Objective: Look through the records below, and copy out every line that holds the string "课后习题详解".

[Records from a data collection]
"""
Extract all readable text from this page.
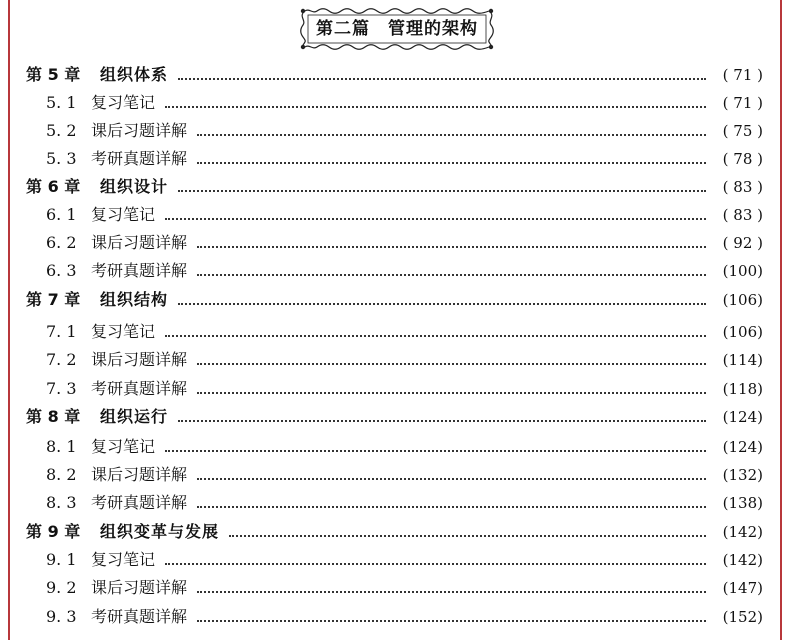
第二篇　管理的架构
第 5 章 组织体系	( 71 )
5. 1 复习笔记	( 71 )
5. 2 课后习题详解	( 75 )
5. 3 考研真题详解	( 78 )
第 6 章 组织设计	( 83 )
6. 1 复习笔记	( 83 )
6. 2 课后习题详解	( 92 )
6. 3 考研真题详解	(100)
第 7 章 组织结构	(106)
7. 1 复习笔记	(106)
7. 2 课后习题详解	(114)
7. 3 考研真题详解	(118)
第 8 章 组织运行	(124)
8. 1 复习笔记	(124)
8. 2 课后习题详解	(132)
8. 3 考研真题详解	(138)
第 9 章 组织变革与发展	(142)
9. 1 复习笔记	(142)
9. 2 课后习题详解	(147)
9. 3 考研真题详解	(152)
"""
"""
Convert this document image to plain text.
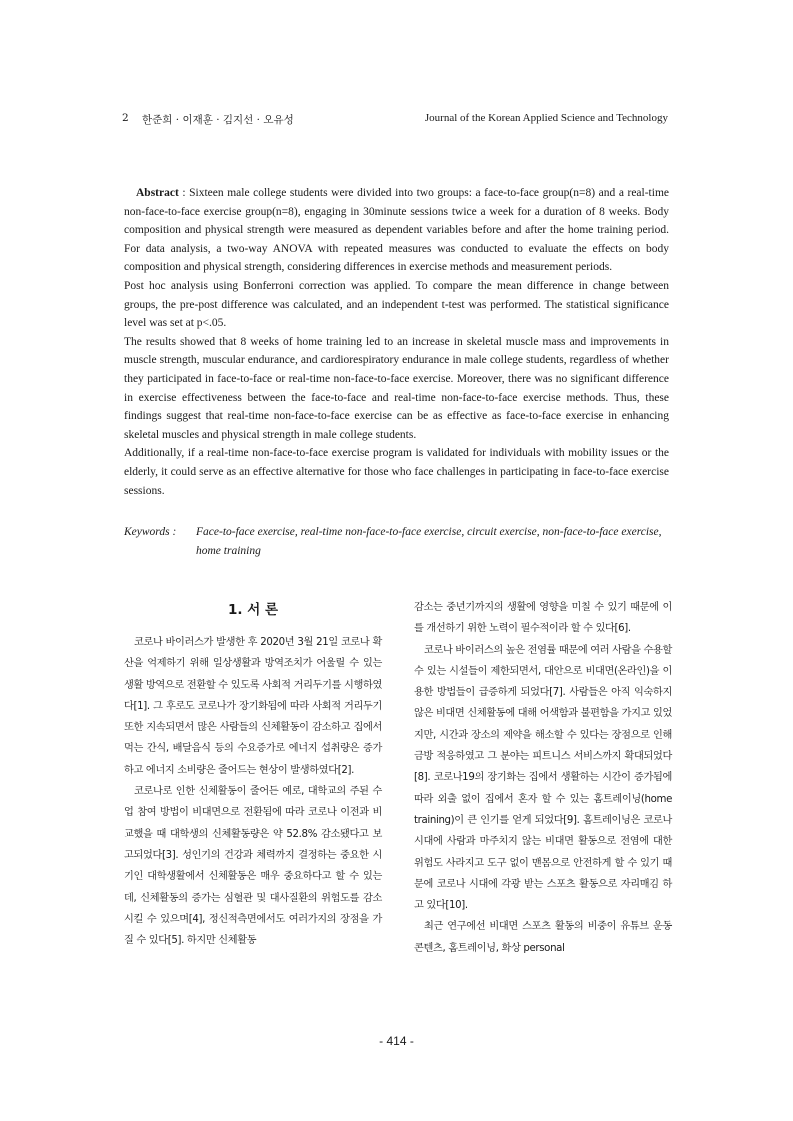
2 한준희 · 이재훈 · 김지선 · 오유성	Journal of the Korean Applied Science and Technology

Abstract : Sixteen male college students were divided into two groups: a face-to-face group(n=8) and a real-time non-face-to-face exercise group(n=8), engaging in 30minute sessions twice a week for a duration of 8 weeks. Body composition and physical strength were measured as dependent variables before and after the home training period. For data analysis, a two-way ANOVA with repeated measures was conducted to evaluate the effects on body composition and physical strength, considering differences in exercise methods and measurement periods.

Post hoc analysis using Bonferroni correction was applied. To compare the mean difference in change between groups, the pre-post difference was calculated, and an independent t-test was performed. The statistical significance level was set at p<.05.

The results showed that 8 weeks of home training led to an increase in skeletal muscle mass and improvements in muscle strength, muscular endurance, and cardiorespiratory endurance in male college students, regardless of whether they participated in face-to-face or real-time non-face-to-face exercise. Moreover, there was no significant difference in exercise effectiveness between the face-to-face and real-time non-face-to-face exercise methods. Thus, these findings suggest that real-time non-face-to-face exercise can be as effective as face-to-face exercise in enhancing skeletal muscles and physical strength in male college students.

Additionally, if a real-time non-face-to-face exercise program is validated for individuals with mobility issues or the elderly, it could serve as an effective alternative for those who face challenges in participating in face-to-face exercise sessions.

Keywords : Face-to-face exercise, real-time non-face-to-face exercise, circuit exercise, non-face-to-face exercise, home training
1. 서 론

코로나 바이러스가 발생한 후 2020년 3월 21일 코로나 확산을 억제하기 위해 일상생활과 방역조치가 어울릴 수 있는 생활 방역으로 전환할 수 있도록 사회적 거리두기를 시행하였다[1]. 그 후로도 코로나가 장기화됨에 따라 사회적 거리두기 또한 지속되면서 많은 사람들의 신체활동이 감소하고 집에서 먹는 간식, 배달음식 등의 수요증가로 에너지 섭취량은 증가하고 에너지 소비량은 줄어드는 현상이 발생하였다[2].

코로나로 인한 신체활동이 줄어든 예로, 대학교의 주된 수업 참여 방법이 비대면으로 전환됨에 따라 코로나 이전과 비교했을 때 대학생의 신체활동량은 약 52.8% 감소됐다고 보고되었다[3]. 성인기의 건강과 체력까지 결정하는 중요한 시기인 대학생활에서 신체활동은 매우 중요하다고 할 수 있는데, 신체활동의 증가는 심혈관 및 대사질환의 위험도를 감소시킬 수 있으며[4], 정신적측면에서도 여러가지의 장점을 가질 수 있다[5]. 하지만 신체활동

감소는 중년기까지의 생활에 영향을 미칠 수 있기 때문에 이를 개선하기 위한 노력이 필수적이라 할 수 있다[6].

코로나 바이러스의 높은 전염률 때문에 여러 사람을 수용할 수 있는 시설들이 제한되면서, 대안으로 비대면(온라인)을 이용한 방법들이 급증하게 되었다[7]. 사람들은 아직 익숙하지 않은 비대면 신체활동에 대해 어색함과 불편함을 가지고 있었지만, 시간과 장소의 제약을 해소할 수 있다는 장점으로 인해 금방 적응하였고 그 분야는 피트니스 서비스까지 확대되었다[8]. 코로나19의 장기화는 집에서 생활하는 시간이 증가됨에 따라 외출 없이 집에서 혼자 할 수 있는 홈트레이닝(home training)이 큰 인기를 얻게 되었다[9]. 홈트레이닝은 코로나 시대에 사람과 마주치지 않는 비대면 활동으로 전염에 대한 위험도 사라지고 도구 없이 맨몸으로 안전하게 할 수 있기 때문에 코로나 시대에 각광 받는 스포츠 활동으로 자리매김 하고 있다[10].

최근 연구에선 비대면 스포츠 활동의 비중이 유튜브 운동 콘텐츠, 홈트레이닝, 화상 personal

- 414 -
"""
Response:
5. 2 课后习题详解	( 75 )
6. 2 课后习题详解	( 92 )
7. 2 课后习题详解	(114)
8. 2 课后习题详解	(132)
9. 2 课后习题详解	(147)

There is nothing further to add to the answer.